§ **WHAT THE TASK ASKS**
Copy every line in the records below that contains the word "when".

Collected data entries:
+ + + +

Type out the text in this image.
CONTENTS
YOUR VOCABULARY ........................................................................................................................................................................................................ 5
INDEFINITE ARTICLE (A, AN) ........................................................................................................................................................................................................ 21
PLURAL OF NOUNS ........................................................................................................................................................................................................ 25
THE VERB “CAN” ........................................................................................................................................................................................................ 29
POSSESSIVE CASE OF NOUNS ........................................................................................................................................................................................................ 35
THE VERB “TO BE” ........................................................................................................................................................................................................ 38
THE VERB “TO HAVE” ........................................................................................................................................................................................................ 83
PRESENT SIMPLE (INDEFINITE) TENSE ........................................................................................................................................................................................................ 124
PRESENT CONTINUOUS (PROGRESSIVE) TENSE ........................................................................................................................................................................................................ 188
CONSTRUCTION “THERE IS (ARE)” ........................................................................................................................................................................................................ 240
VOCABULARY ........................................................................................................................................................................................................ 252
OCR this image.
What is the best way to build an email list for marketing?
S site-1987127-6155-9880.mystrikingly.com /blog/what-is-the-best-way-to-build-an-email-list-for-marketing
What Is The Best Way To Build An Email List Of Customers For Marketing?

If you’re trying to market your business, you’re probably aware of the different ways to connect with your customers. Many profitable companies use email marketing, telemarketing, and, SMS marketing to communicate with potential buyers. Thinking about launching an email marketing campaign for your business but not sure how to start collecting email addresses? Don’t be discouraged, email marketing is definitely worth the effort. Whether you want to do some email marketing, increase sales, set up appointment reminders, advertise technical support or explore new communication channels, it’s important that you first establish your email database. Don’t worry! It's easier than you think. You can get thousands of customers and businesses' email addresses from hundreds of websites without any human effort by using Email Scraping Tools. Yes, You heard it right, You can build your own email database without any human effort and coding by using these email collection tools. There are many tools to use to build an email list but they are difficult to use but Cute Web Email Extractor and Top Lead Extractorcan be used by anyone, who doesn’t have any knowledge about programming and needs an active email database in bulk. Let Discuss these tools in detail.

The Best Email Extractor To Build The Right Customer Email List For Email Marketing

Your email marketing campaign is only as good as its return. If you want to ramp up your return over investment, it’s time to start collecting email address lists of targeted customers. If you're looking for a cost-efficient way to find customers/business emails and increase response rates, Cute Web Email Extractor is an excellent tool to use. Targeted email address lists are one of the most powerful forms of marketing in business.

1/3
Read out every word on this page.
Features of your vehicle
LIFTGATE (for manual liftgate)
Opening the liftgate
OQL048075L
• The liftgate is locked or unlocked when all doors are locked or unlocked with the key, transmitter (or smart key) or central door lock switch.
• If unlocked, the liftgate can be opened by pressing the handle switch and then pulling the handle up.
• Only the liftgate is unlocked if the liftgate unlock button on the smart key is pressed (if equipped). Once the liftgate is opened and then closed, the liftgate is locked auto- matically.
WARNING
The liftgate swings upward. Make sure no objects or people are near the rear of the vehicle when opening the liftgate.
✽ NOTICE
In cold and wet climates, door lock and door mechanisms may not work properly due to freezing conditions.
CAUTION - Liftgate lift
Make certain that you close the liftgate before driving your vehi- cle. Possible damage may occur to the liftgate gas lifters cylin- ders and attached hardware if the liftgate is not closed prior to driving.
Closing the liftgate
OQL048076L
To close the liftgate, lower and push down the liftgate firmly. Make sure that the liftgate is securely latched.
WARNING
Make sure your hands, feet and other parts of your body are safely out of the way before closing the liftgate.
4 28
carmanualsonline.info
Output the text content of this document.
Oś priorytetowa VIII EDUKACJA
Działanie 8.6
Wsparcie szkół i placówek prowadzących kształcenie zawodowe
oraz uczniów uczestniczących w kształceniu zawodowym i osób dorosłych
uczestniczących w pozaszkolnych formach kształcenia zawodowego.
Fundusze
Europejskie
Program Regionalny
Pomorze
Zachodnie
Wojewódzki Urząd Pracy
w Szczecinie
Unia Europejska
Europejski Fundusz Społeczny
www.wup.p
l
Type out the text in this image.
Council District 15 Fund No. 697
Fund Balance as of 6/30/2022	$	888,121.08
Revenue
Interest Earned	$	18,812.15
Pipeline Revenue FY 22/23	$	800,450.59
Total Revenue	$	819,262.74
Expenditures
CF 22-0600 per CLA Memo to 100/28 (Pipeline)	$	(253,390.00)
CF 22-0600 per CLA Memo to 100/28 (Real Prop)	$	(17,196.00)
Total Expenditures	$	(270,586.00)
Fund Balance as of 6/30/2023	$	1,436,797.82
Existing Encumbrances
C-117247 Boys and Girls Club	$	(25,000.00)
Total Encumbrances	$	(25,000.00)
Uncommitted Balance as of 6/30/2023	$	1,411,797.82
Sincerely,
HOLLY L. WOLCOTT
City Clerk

+ + + +

§ **FINISHED EXERCISE**
• The liftgate is locked or unlocked when all doors are locked or unlocked with the key, transmitter (or smart key) or central door lock switch.
The liftgate swings upward. Make sure no objects or people are near the rear of the vehicle when opening the liftgate.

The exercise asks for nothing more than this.